▶ Exercise instructions:
Restate the complete material exactly.

▶ Material:
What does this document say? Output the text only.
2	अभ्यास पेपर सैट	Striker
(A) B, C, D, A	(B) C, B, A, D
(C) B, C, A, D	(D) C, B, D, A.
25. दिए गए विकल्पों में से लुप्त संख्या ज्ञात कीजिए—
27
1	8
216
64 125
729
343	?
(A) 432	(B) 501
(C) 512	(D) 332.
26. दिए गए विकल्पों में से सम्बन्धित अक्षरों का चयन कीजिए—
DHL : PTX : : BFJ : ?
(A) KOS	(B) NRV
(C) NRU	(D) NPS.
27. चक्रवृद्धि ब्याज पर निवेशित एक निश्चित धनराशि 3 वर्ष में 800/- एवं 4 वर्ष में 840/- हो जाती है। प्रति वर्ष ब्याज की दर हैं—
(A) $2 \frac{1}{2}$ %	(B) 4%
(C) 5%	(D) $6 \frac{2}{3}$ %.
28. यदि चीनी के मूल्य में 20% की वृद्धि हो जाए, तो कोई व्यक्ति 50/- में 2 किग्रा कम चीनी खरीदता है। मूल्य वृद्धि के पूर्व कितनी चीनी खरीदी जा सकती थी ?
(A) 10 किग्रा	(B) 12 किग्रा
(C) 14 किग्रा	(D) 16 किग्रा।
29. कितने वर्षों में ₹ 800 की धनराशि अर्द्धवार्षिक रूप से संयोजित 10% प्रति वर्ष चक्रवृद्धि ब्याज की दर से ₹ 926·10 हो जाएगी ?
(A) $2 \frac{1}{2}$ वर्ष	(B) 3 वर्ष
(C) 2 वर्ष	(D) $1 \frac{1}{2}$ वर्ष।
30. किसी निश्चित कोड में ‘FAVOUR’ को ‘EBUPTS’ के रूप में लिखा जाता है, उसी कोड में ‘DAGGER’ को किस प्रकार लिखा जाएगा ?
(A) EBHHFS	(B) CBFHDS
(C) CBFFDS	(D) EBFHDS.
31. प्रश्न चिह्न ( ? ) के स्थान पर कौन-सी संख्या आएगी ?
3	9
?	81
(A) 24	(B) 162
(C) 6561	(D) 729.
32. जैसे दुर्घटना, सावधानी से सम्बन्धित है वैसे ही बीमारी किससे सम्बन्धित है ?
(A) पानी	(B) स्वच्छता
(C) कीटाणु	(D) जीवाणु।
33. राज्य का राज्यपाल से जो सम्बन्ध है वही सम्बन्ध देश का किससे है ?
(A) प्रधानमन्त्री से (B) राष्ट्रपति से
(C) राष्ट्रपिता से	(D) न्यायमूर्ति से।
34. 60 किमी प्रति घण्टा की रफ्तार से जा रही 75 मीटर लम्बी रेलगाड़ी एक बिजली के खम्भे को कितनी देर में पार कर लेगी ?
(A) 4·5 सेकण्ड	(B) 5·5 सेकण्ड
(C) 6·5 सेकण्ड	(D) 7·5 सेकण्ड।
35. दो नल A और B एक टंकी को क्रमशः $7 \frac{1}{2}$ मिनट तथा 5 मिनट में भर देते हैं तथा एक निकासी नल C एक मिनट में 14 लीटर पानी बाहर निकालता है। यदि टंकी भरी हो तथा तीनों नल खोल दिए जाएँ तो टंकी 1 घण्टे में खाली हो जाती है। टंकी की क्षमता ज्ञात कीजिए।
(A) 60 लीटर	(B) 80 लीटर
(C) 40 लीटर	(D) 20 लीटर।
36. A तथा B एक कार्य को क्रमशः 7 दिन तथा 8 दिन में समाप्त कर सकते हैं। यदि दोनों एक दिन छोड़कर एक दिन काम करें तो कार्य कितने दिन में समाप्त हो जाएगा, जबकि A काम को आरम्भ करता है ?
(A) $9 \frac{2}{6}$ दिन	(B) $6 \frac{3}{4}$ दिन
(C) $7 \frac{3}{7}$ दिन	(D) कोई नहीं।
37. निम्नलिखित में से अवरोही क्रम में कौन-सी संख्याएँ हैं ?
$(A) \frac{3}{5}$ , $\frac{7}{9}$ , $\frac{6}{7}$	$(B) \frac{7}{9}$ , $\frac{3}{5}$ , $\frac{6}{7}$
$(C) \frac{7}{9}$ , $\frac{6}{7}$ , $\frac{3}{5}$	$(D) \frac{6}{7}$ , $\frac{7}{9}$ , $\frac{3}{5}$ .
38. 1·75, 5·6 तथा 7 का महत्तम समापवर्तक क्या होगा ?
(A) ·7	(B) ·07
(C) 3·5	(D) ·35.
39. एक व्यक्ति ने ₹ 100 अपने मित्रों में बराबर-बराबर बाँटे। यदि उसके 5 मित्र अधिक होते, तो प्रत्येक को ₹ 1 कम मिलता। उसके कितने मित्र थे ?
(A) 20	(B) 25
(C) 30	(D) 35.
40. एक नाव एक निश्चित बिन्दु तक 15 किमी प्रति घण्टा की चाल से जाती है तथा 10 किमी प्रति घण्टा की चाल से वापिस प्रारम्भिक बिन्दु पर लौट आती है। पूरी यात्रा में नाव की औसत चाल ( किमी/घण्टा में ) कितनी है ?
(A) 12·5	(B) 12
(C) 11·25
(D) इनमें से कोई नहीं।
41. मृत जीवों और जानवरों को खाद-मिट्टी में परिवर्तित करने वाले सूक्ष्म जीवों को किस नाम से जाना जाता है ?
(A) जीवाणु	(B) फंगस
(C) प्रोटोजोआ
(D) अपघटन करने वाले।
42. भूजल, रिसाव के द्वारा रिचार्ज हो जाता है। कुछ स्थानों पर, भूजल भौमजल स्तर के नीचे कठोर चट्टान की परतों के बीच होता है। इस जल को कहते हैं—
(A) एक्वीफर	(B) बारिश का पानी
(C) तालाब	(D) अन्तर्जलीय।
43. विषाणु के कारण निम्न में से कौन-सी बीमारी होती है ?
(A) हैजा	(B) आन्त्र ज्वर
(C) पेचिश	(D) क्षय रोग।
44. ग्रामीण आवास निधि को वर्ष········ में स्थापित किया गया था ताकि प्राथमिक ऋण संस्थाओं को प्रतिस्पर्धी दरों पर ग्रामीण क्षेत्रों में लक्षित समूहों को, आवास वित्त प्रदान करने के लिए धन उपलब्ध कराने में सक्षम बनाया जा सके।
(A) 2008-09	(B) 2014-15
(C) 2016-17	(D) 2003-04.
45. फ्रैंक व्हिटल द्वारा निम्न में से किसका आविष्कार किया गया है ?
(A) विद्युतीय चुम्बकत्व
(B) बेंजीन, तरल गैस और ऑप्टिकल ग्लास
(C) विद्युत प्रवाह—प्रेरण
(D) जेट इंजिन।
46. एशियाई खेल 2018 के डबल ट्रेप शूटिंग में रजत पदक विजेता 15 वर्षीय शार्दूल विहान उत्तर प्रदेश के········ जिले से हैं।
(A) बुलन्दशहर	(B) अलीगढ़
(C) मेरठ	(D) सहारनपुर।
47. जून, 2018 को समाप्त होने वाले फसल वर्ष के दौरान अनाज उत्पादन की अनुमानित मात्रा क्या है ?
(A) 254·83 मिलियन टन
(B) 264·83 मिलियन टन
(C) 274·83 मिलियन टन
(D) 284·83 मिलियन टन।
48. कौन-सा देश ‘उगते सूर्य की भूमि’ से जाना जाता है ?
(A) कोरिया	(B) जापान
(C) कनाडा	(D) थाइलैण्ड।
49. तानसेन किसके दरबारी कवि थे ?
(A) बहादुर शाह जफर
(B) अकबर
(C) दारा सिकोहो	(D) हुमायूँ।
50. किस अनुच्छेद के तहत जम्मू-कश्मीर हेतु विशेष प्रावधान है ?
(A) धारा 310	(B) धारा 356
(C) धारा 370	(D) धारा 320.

▶ Output:
What does this document say? Output the text only.
2	अभ्यास पेपर सैट	Striker
(A) B, C, D, A	(B) C, B, A, D
(C) B, C, A, D	(D) C, B, D, A.
25. दिए गए विकल्पों में से लुप्त संख्या ज्ञात कीजिए—
27
1	8
216
64 125
729
343	?
(A) 432	(B) 501
(C) 512	(D) 332.
26. दिए गए विकल्पों में से सम्बन्धित अक्षरों का चयन कीजिए—
DHL : PTX : : BFJ : ?
(A) KOS	(B) NRV
(C) NRU	(D) NPS.
27. चक्रवृद्धि ब्याज पर निवेशित एक निश्चित धनराशि 3 वर्ष में 800/- एवं 4 वर्ष में 840/- हो जाती है। प्रति वर्ष ब्याज की दर हैं—
(A) $2 \frac{1}{2}$ %	(B) 4%
(C) 5%	(D) $6 \frac{2}{3}$ %.
28. यदि चीनी के मूल्य में 20% की वृद्धि हो जाए, तो कोई व्यक्ति 50/- में 2 किग्रा कम चीनी खरीदता है। मूल्य वृद्धि के पूर्व कितनी चीनी खरीदी जा सकती थी ?
(A) 10 किग्रा	(B) 12 किग्रा
(C) 14 किग्रा	(D) 16 किग्रा।
29. कितने वर्षों में ₹ 800 की धनराशि अर्द्धवार्षिक रूप से संयोजित 10% प्रति वर्ष चक्रवृद्धि ब्याज की दर से ₹ 926·10 हो जाएगी ?
(A) $2 \frac{1}{2}$ वर्ष	(B) 3 वर्ष
(C) 2 वर्ष	(D) $1 \frac{1}{2}$ वर्ष।
30. किसी निश्चित कोड में ‘FAVOUR’ को ‘EBUPTS’ के रूप में लिखा जाता है, उसी कोड में ‘DAGGER’ को किस प्रकार लिखा जाएगा ?
(A) EBHHFS	(B) CBFHDS
(C) CBFFDS	(D) EBFHDS.
31. प्रश्न चिह्न ( ? ) के स्थान पर कौन-सी संख्या आएगी ?
3	9
?	81
(A) 24	(B) 162
(C) 6561	(D) 729.
32. जैसे दुर्घटना, सावधानी से सम्बन्धित है वैसे ही बीमारी किससे सम्बन्धित है ?
(A) पानी	(B) स्वच्छता
(C) कीटाणु	(D) जीवाणु।
33. राज्य का राज्यपाल से जो सम्बन्ध है वही सम्बन्ध देश का किससे है ?
(A) प्रधानमन्त्री से (B) राष्ट्रपति से
(C) राष्ट्रपिता से	(D) न्यायमूर्ति से।
34. 60 किमी प्रति घण्टा की रफ्तार से जा रही 75 मीटर लम्बी रेलगाड़ी एक बिजली के खम्भे को कितनी देर में पार कर लेगी ?
(A) 4·5 सेकण्ड	(B) 5·5 सेकण्ड
(C) 6·5 सेकण्ड	(D) 7·5 सेकण्ड।
35. दो नल A और B एक टंकी को क्रमशः $7 \frac{1}{2}$ मिनट तथा 5 मिनट में भर देते हैं तथा एक निकासी नल C एक मिनट में 14 लीटर पानी बाहर निकालता है। यदि टंकी भरी हो तथा तीनों नल खोल दिए जाएँ तो टंकी 1 घण्टे में खाली हो जाती है। टंकी की क्षमता ज्ञात कीजिए।
(A) 60 लीटर	(B) 80 लीटर
(C) 40 लीटर	(D) 20 लीटर।
36. A तथा B एक कार्य को क्रमशः 7 दिन तथा 8 दिन में समाप्त कर सकते हैं। यदि दोनों एक दिन छोड़कर एक दिन काम करें तो कार्य कितने दिन में समाप्त हो जाएगा, जबकि A काम को आरम्भ करता है ?
(A) $9 \frac{2}{6}$ दिन	(B) $6 \frac{3}{4}$ दिन
(C) $7 \frac{3}{7}$ दिन	(D) कोई नहीं।
37. निम्नलिखित में से अवरोही क्रम में कौन-सी संख्याएँ हैं ?
$(A) \frac{3}{5}$ , $\frac{7}{9}$ , $\frac{6}{7}$	$(B) \frac{7}{9}$ , $\frac{3}{5}$ , $\frac{6}{7}$
$(C) \frac{7}{9}$ , $\frac{6}{7}$ , $\frac{3}{5}$	$(D) \frac{6}{7}$ , $\frac{7}{9}$ , $\frac{3}{5}$ .
38. 1·75, 5·6 तथा 7 का महत्तम समापवर्तक क्या होगा ?
(A) ·7	(B) ·07
(C) 3·5	(D) ·35.
39. एक व्यक्ति ने ₹ 100 अपने मित्रों में बराबर-बराबर बाँटे। यदि उसके 5 मित्र अधिक होते, तो प्रत्येक को ₹ 1 कम मिलता। उसके कितने मित्र थे ?
(A) 20	(B) 25
(C) 30	(D) 35.
40. एक नाव एक निश्चित बिन्दु तक 15 किमी प्रति घण्टा की चाल से जाती है तथा 10 किमी प्रति घण्टा की चाल से वापिस प्रारम्भिक बिन्दु पर लौट आती है। पूरी यात्रा में नाव की औसत चाल ( किमी/घण्टा में ) कितनी है ?
(A) 12·5	(B) 12
(C) 11·25
(D) इनमें से कोई नहीं।
41. मृत जीवों और जानवरों को खाद-मिट्टी में परिवर्तित करने वाले सूक्ष्म जीवों को किस नाम से जाना जाता है ?
(A) जीवाणु	(B) फंगस
(C) प्रोटोजोआ
(D) अपघटन करने वाले।
42. भूजल, रिसाव के द्वारा रिचार्ज हो जाता है। कुछ स्थानों पर, भूजल भौमजल स्तर के नीचे कठोर चट्टान की परतों के बीच होता है। इस जल को कहते हैं—
(A) एक्वीफर	(B) बारिश का पानी
(C) तालाब	(D) अन्तर्जलीय।
43. विषाणु के कारण निम्न में से कौन-सी बीमारी होती है ?
(A) हैजा	(B) आन्त्र ज्वर
(C) पेचिश	(D) क्षय रोग।
44. ग्रामीण आवास निधि को वर्ष········ में स्थापित किया गया था ताकि प्राथमिक ऋण संस्थाओं को प्रतिस्पर्धी दरों पर ग्रामीण क्षेत्रों में लक्षित समूहों को, आवास वित्त प्रदान करने के लिए धन उपलब्ध कराने में सक्षम बनाया जा सके।
(A) 2008-09	(B) 2014-15
(C) 2016-17	(D) 2003-04.
45. फ्रैंक व्हिटल द्वारा निम्न में से किसका आविष्कार किया गया है ?
(A) विद्युतीय चुम्बकत्व
(B) बेंजीन, तरल गैस और ऑप्टिकल ग्लास
(C) विद्युत प्रवाह—प्रेरण
(D) जेट इंजिन।
46. एशियाई खेल 2018 के डबल ट्रेप शूटिंग में रजत पदक विजेता 15 वर्षीय शार्दूल विहान उत्तर प्रदेश के········ जिले से हैं।
(A) बुलन्दशहर	(B) अलीगढ़
(C) मेरठ	(D) सहारनपुर।
47. जून, 2018 को समाप्त होने वाले फसल वर्ष के दौरान अनाज उत्पादन की अनुमानित मात्रा क्या है ?
(A) 254·83 मिलियन टन
(B) 264·83 मिलियन टन
(C) 274·83 मिलियन टन
(D) 284·83 मिलियन टन।
48. कौन-सा देश ‘उगते सूर्य की भूमि’ से जाना जाता है ?
(A) कोरिया	(B) जापान
(C) कनाडा	(D) थाइलैण्ड।
49. तानसेन किसके दरबारी कवि थे ?
(A) बहादुर शाह जफर
(B) अकबर
(C) दारा सिकोहो	(D) हुमायूँ।
50. किस अनुच्छेद के तहत जम्मू-कश्मीर हेतु विशेष प्रावधान है ?
(A) धारा 310	(B) धारा 356
(C) धारा 370	(D) धारा 320.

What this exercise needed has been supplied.